**Exercise objective:** Return the count of lines with the string "Heizung" in them, and nothing else.
— Begin —
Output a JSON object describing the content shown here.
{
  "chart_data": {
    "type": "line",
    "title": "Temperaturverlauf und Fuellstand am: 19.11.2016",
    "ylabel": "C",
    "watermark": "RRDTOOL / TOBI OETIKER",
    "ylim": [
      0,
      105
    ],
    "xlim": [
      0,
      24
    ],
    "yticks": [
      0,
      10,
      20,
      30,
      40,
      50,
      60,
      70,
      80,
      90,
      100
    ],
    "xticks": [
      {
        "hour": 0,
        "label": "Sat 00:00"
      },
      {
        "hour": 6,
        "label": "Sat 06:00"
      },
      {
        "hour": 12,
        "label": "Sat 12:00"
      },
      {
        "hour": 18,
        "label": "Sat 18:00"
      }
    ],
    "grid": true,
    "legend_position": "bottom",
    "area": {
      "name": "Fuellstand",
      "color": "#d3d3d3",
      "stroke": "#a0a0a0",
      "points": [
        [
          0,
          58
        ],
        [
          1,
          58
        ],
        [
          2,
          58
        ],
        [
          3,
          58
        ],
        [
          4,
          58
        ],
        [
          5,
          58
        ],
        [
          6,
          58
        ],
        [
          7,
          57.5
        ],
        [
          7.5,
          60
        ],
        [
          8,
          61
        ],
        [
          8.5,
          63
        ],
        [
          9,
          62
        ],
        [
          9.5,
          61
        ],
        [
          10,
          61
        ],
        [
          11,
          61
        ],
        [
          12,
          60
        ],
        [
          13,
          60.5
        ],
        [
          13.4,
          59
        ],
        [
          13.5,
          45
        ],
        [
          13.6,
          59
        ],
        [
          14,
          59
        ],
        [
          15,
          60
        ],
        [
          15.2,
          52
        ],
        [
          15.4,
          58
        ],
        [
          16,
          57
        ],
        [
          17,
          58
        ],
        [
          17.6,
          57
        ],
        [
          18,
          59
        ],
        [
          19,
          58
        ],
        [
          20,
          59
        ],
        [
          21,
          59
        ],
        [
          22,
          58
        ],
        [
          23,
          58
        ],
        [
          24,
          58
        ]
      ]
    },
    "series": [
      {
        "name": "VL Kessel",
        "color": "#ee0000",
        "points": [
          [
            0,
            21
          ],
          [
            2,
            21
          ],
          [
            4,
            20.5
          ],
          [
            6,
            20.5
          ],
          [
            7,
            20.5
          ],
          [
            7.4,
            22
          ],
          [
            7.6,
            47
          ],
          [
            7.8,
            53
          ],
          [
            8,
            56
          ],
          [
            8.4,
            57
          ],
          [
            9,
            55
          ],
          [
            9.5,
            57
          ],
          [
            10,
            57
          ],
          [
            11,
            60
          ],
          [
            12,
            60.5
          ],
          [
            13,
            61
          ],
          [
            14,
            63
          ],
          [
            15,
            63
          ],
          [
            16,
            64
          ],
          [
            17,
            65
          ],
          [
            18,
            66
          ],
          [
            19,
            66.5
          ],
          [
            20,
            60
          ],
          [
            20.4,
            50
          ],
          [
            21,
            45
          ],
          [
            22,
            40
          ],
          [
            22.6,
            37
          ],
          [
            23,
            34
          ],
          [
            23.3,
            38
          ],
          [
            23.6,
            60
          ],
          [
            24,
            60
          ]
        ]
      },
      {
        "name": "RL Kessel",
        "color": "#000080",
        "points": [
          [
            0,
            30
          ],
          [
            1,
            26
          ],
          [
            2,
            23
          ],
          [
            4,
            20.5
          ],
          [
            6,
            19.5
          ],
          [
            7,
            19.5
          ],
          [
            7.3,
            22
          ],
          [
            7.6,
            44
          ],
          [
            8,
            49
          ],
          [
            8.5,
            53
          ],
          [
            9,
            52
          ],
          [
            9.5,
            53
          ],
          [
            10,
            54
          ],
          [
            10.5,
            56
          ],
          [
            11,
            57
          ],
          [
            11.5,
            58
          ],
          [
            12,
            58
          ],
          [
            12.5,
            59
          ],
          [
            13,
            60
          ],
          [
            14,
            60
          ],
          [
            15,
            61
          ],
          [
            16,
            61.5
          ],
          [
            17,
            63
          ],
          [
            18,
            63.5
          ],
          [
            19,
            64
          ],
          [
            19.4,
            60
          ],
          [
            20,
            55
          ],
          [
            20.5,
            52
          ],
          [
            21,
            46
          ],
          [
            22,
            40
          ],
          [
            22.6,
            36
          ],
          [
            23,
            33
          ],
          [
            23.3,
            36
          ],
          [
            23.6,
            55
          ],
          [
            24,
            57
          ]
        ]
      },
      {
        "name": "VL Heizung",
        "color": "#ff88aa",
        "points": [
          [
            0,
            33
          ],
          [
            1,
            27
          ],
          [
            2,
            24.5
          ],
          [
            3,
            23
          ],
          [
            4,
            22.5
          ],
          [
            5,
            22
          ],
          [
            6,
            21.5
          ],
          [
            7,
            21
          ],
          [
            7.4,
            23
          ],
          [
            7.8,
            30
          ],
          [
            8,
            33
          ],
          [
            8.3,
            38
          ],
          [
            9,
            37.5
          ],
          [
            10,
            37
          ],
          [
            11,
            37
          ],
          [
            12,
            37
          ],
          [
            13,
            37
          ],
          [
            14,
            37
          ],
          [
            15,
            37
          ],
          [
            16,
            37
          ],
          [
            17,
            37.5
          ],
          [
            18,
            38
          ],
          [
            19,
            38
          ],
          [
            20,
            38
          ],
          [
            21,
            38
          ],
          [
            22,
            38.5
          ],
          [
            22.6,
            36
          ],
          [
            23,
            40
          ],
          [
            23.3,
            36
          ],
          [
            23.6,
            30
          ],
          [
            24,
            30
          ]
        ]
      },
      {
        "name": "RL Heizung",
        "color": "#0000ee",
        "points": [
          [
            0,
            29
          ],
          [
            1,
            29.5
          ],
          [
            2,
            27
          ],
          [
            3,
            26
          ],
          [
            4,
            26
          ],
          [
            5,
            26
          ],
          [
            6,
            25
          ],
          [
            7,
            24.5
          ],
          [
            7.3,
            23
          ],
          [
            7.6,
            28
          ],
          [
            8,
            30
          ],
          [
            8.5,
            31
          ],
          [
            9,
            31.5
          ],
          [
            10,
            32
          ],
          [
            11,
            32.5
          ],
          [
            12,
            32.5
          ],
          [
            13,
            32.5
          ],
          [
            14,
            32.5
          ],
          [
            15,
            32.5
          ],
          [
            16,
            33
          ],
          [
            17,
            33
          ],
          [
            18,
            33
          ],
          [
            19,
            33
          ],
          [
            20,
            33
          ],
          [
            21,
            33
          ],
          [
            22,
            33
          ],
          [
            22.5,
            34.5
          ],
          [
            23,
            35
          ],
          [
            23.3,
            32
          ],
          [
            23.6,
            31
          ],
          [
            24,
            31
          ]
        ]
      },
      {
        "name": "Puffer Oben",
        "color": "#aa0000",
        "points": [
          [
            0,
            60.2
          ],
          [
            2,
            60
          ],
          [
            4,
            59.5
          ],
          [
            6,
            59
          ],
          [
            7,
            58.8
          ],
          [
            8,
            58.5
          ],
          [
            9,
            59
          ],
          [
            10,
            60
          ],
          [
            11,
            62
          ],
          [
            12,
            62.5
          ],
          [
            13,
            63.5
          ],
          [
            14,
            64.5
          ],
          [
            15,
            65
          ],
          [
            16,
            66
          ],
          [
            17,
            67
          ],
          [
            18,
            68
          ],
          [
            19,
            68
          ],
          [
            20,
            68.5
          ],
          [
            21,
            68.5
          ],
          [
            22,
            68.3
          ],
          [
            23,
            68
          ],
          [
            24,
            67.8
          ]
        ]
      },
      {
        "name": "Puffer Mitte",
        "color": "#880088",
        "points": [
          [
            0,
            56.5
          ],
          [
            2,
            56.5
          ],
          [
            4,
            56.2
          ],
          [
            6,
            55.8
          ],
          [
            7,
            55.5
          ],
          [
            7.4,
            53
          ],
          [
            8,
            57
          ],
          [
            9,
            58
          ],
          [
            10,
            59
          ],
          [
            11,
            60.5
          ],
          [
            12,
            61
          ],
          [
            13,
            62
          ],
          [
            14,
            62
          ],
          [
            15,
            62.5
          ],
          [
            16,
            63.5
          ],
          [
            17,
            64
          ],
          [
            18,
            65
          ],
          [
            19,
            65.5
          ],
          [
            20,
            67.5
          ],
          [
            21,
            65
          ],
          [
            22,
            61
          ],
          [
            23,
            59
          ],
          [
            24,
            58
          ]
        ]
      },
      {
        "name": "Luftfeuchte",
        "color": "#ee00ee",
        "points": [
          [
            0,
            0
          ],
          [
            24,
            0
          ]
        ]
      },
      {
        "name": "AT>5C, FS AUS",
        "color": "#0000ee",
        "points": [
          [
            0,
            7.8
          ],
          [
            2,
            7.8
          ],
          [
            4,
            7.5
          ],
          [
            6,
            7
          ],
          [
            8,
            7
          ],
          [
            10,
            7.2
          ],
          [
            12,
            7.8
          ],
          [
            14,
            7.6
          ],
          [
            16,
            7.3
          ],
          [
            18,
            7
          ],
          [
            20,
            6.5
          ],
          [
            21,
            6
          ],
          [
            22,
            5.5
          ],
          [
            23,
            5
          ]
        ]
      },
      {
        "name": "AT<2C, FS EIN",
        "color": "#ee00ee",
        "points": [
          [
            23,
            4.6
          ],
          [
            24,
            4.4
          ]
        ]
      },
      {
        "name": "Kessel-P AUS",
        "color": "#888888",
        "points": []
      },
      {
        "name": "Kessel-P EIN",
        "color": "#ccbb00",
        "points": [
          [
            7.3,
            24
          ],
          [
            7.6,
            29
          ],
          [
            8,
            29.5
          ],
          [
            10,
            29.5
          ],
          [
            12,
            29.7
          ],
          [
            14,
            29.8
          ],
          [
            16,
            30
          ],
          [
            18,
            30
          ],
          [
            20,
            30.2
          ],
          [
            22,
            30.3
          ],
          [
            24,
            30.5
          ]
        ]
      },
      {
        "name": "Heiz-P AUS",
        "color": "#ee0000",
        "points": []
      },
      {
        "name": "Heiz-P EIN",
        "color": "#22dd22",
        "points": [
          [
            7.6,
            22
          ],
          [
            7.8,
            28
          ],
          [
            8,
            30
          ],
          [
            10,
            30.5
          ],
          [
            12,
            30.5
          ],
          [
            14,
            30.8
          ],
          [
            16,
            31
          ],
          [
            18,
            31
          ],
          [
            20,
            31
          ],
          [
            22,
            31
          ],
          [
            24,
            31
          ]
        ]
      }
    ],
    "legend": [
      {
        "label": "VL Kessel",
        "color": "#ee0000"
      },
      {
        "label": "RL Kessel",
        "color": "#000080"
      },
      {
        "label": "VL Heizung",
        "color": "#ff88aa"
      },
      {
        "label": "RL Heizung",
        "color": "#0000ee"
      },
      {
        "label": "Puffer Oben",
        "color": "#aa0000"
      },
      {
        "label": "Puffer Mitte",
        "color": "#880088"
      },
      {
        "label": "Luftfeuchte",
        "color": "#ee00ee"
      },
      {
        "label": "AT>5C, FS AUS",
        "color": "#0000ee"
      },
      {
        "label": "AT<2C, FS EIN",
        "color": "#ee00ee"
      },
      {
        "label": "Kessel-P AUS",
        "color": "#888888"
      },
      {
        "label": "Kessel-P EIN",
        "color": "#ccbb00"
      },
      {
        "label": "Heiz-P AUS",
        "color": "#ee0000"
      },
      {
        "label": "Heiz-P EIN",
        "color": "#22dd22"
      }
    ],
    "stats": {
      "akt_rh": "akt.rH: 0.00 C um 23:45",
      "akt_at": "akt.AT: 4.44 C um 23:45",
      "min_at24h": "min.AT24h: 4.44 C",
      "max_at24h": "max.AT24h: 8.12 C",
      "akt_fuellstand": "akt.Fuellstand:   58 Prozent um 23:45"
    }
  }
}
— End —
**Answer to the problem:** 4